**Exercise prompt**
Type the records out again in full, exactly.

**Data to process**
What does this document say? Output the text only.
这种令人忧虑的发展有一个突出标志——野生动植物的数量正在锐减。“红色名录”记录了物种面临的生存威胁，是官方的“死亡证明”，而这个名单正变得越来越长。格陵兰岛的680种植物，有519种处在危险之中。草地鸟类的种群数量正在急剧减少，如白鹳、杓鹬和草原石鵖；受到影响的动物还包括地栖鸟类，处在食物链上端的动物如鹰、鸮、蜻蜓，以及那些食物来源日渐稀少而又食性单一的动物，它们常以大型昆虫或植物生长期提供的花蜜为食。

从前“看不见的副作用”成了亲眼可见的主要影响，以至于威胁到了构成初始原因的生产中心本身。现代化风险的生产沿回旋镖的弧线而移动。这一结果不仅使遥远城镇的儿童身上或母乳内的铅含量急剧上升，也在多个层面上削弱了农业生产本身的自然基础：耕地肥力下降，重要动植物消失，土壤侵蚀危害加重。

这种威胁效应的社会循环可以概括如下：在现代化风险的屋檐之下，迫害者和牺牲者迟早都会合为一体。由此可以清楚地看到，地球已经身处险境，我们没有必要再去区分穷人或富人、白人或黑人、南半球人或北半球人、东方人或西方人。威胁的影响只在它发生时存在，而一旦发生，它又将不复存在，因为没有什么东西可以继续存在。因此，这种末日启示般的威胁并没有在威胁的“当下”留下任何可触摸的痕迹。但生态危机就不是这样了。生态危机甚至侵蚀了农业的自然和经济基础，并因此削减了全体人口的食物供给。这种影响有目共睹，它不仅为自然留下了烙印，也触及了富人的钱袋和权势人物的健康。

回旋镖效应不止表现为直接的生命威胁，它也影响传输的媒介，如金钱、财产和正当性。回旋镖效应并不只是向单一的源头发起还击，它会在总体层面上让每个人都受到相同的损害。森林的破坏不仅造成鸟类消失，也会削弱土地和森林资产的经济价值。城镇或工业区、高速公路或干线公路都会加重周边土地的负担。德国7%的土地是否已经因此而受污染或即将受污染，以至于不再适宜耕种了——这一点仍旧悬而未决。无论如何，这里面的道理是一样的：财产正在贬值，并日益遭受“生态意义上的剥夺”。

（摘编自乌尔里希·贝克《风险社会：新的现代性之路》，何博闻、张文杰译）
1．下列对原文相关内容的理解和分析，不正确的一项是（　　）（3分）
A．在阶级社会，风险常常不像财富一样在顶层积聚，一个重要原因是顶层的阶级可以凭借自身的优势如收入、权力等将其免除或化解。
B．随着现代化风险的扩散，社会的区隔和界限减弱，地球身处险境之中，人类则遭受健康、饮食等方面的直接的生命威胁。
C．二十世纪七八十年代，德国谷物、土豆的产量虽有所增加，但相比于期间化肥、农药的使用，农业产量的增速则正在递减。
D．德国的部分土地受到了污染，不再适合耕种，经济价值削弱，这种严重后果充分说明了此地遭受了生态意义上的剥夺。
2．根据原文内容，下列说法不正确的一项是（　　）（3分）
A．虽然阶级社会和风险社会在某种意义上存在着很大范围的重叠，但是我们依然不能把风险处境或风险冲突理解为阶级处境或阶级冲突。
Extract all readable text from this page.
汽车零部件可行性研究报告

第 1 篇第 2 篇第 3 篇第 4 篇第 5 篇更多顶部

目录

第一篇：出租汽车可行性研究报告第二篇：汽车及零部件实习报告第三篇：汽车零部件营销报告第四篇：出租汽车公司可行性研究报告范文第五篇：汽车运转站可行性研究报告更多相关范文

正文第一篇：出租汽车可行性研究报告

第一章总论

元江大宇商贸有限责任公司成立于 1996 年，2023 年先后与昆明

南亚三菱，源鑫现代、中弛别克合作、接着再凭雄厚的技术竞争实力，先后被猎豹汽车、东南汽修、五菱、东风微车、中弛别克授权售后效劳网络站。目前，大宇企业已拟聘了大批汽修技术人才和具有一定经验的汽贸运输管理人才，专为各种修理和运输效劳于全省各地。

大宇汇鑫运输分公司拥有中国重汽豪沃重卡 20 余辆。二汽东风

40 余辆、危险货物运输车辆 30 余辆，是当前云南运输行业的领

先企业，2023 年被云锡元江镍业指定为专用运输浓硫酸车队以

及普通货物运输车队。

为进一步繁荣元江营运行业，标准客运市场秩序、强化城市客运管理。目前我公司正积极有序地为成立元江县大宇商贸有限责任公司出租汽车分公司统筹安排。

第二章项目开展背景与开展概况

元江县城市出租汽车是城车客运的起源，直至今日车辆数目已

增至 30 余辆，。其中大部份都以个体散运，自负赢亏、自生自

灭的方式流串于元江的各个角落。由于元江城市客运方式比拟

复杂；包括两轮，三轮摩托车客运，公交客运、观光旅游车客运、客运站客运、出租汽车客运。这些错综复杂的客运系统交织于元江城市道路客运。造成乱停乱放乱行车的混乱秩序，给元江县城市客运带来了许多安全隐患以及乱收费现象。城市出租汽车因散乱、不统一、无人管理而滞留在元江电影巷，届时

**Task solution**
What does this document say? Output the text only.
这种令人忧虑的发展有一个突出标志——野生动植物的数量正在锐减。“红色名录”记录了物种面临的生存威胁，是官方的“死亡证明”，而这个名单正变得越来越长。格陵兰岛的680种植物，有519种处在危险之中。草地鸟类的种群数量正在急剧减少，如白鹳、杓鹬和草原石鵖；受到影响的动物还包括地栖鸟类，处在食物链上端的动物如鹰、鸮、蜻蜓，以及那些食物来源日渐稀少而又食性单一的动物，它们常以大型昆虫或植物生长期提供的花蜜为食。

从前“看不见的副作用”成了亲眼可见的主要影响，以至于威胁到了构成初始原因的生产中心本身。现代化风险的生产沿回旋镖的弧线而移动。这一结果不仅使遥远城镇的儿童身上或母乳内的铅含量急剧上升，也在多个层面上削弱了农业生产本身的自然基础：耕地肥力下降，重要动植物消失，土壤侵蚀危害加重。

这种威胁效应的社会循环可以概括如下：在现代化风险的屋檐之下，迫害者和牺牲者迟早都会合为一体。由此可以清楚地看到，地球已经身处险境，我们没有必要再去区分穷人或富人、白人或黑人、南半球人或北半球人、东方人或西方人。威胁的影响只在它发生时存在，而一旦发生，它又将不复存在，因为没有什么东西可以继续存在。因此，这种末日启示般的威胁并没有在威胁的“当下”留下任何可触摸的痕迹。但生态危机就不是这样了。生态危机甚至侵蚀了农业的自然和经济基础，并因此削减了全体人口的食物供给。这种影响有目共睹，它不仅为自然留下了烙印，也触及了富人的钱袋和权势人物的健康。

回旋镖效应不止表现为直接的生命威胁，它也影响传输的媒介，如金钱、财产和正当性。回旋镖效应并不只是向单一的源头发起还击，它会在总体层面上让每个人都受到相同的损害。森林的破坏不仅造成鸟类消失，也会削弱土地和森林资产的经济价值。城镇或工业区、高速公路或干线公路都会加重周边土地的负担。德国7%的土地是否已经因此而受污染或即将受污染，以至于不再适宜耕种了——这一点仍旧悬而未决。无论如何，这里面的道理是一样的：财产正在贬值，并日益遭受“生态意义上的剥夺”。

（摘编自乌尔里希·贝克《风险社会：新的现代性之路》，何博闻、张文杰译）
1．下列对原文相关内容的理解和分析，不正确的一项是（　　）（3分）
A．在阶级社会，风险常常不像财富一样在顶层积聚，一个重要原因是顶层的阶级可以凭借自身的优势如收入、权力等将其免除或化解。
B．随着现代化风险的扩散，社会的区隔和界限减弱，地球身处险境之中，人类则遭受健康、饮食等方面的直接的生命威胁。
C．二十世纪七八十年代，德国谷物、土豆的产量虽有所增加，但相比于期间化肥、农药的使用，农业产量的增速则正在递减。
D．德国的部分土地受到了污染，不再适合耕种，经济价值削弱，这种严重后果充分说明了此地遭受了生态意义上的剥夺。
2．根据原文内容，下列说法不正确的一项是（　　）（3分）
A．虽然阶级社会和风险社会在某种意义上存在着很大范围的重叠，但是我们依然不能把风险处境或风险冲突理解为阶级处境或阶级冲突。
Extract all readable text from this page.
汽车零部件可行性研究报告

第 1 篇第 2 篇第 3 篇第 4 篇第 5 篇更多顶部

目录

第一篇：出租汽车可行性研究报告第二篇：汽车及零部件实习报告第三篇：汽车零部件营销报告第四篇：出租汽车公司可行性研究报告范文第五篇：汽车运转站可行性研究报告更多相关范文

正文第一篇：出租汽车可行性研究报告

第一章总论

元江大宇商贸有限责任公司成立于 1996 年，2023 年先后与昆明

南亚三菱，源鑫现代、中弛别克合作、接着再凭雄厚的技术竞争实力，先后被猎豹汽车、东南汽修、五菱、东风微车、中弛别克授权售后效劳网络站。目前，大宇企业已拟聘了大批汽修技术人才和具有一定经验的汽贸运输管理人才，专为各种修理和运输效劳于全省各地。

大宇汇鑫运输分公司拥有中国重汽豪沃重卡 20 余辆。二汽东风

40 余辆、危险货物运输车辆 30 余辆，是当前云南运输行业的领

先企业，2023 年被云锡元江镍业指定为专用运输浓硫酸车队以

及普通货物运输车队。

为进一步繁荣元江营运行业，标准客运市场秩序、强化城市客运管理。目前我公司正积极有序地为成立元江县大宇商贸有限责任公司出租汽车分公司统筹安排。

第二章项目开展背景与开展概况

元江县城市出租汽车是城车客运的起源，直至今日车辆数目已

增至 30 余辆，。其中大部份都以个体散运，自负赢亏、自生自

灭的方式流串于元江的各个角落。由于元江城市客运方式比拟

复杂；包括两轮，三轮摩托车客运，公交客运、观光旅游车客运、客运站客运、出租汽车客运。这些错综复杂的客运系统交织于元江城市道路客运。造成乱停乱放乱行车的混乱秩序，给元江县城市客运带来了许多安全隐患以及乱收费现象。城市出租汽车因散乱、不统一、无人管理而滞留在元江电影巷，届时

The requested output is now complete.